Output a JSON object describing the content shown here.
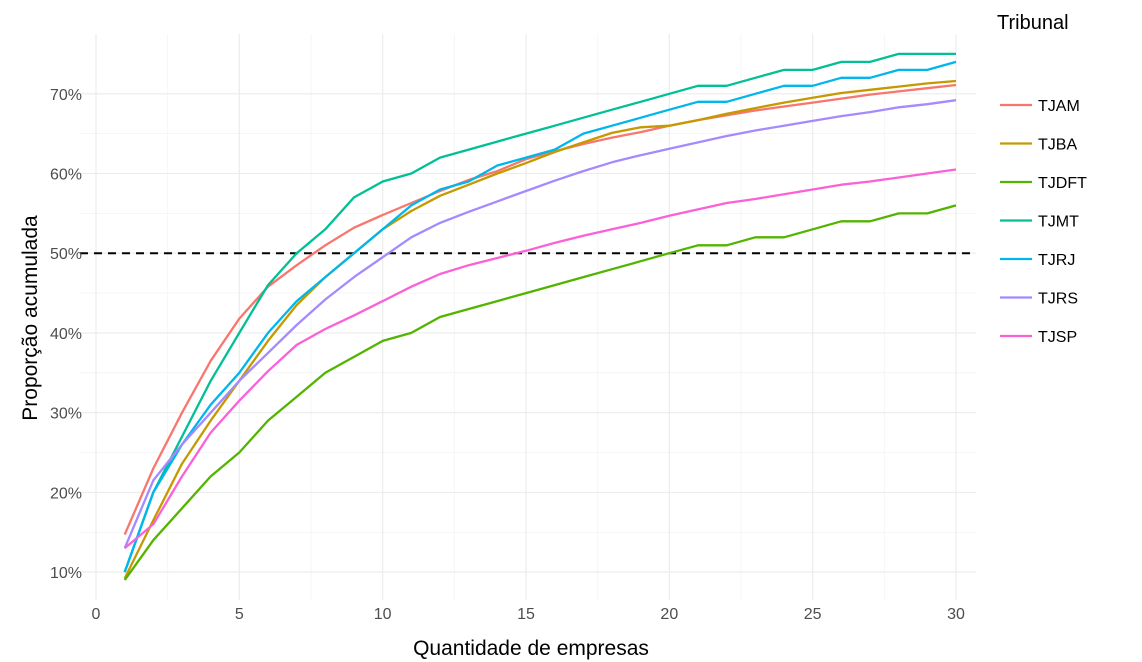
{
  "chart_data": {
    "type": "line",
    "title": "",
    "xlabel": "Quantidade de empresas",
    "ylabel": "Proporção acumulada",
    "xlim": [
      0,
      30
    ],
    "ylim": [
      0.065,
      0.775
    ],
    "xticks": [
      0,
      5,
      10,
      15,
      20,
      25,
      30
    ],
    "xtick_labels": [
      "0",
      "5",
      "10",
      "15",
      "20",
      "25",
      "30"
    ],
    "yticks": [
      0.1,
      0.2,
      0.3,
      0.4,
      0.5,
      0.6,
      0.7
    ],
    "ytick_labels": [
      "10%",
      "20%",
      "30%",
      "40%",
      "50%",
      "60%",
      "70%"
    ],
    "grid": true,
    "reference_line": {
      "y": 0.5,
      "style": "dashed",
      "color": "#000000"
    },
    "legend": {
      "title": "Tribunal",
      "position": "right"
    },
    "x": [
      1,
      2,
      3,
      4,
      5,
      6,
      7,
      8,
      9,
      10,
      11,
      12,
      13,
      14,
      15,
      16,
      17,
      18,
      19,
      20,
      21,
      22,
      23,
      24,
      25,
      26,
      27,
      28,
      29,
      30
    ],
    "series": [
      {
        "name": "TJAM",
        "color": "#F8766D",
        "values": [
          0.147,
          0.23,
          0.3,
          0.365,
          0.418,
          0.458,
          0.485,
          0.51,
          0.532,
          0.548,
          0.563,
          0.578,
          0.592,
          0.603,
          0.618,
          0.628,
          0.637,
          0.645,
          0.652,
          0.66,
          0.667,
          0.673,
          0.679,
          0.684,
          0.689,
          0.694,
          0.699,
          0.703,
          0.707,
          0.711
        ]
      },
      {
        "name": "TJBA",
        "color": "#C49A00",
        "values": [
          0.092,
          0.165,
          0.236,
          0.29,
          0.34,
          0.39,
          0.435,
          0.47,
          0.5,
          0.53,
          0.553,
          0.572,
          0.586,
          0.6,
          0.613,
          0.627,
          0.639,
          0.651,
          0.658,
          0.66,
          0.667,
          0.675,
          0.682,
          0.689,
          0.695,
          0.701,
          0.705,
          0.709,
          0.713,
          0.716
        ]
      },
      {
        "name": "TJDFT",
        "color": "#53B400",
        "values": [
          0.09,
          0.14,
          0.18,
          0.22,
          0.25,
          0.29,
          0.32,
          0.35,
          0.37,
          0.39,
          0.4,
          0.42,
          0.43,
          0.44,
          0.45,
          0.46,
          0.47,
          0.48,
          0.49,
          0.5,
          0.51,
          0.51,
          0.52,
          0.52,
          0.53,
          0.54,
          0.54,
          0.55,
          0.55,
          0.56
        ]
      },
      {
        "name": "TJMT",
        "color": "#00C094",
        "values": [
          0.1,
          0.2,
          0.27,
          0.34,
          0.4,
          0.46,
          0.5,
          0.53,
          0.57,
          0.59,
          0.6,
          0.62,
          0.63,
          0.64,
          0.65,
          0.66,
          0.67,
          0.68,
          0.69,
          0.7,
          0.71,
          0.71,
          0.72,
          0.73,
          0.73,
          0.74,
          0.74,
          0.75,
          0.75,
          0.75
        ]
      },
      {
        "name": "TJRJ",
        "color": "#00B6EB",
        "values": [
          0.1,
          0.2,
          0.26,
          0.31,
          0.35,
          0.4,
          0.44,
          0.47,
          0.5,
          0.53,
          0.56,
          0.58,
          0.59,
          0.61,
          0.62,
          0.63,
          0.65,
          0.66,
          0.67,
          0.68,
          0.69,
          0.69,
          0.7,
          0.71,
          0.71,
          0.72,
          0.72,
          0.73,
          0.73,
          0.74
        ]
      },
      {
        "name": "TJRS",
        "color": "#A58AFF",
        "values": [
          0.13,
          0.215,
          0.26,
          0.3,
          0.34,
          0.375,
          0.41,
          0.442,
          0.47,
          0.495,
          0.52,
          0.538,
          0.552,
          0.565,
          0.578,
          0.591,
          0.603,
          0.614,
          0.623,
          0.631,
          0.639,
          0.647,
          0.654,
          0.66,
          0.666,
          0.672,
          0.677,
          0.683,
          0.687,
          0.692
        ]
      },
      {
        "name": "TJSP",
        "color": "#FB61D7",
        "values": [
          0.13,
          0.16,
          0.22,
          0.275,
          0.315,
          0.352,
          0.385,
          0.405,
          0.422,
          0.44,
          0.458,
          0.474,
          0.485,
          0.494,
          0.503,
          0.513,
          0.522,
          0.53,
          0.538,
          0.547,
          0.555,
          0.563,
          0.568,
          0.574,
          0.58,
          0.586,
          0.59,
          0.595,
          0.6,
          0.605
        ]
      }
    ]
  }
}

════

**WHAT IS ASKED**
Going through the entries above line by line, work out how many lines include the word "color". Only the number is required.

**THE OUTPUT**
8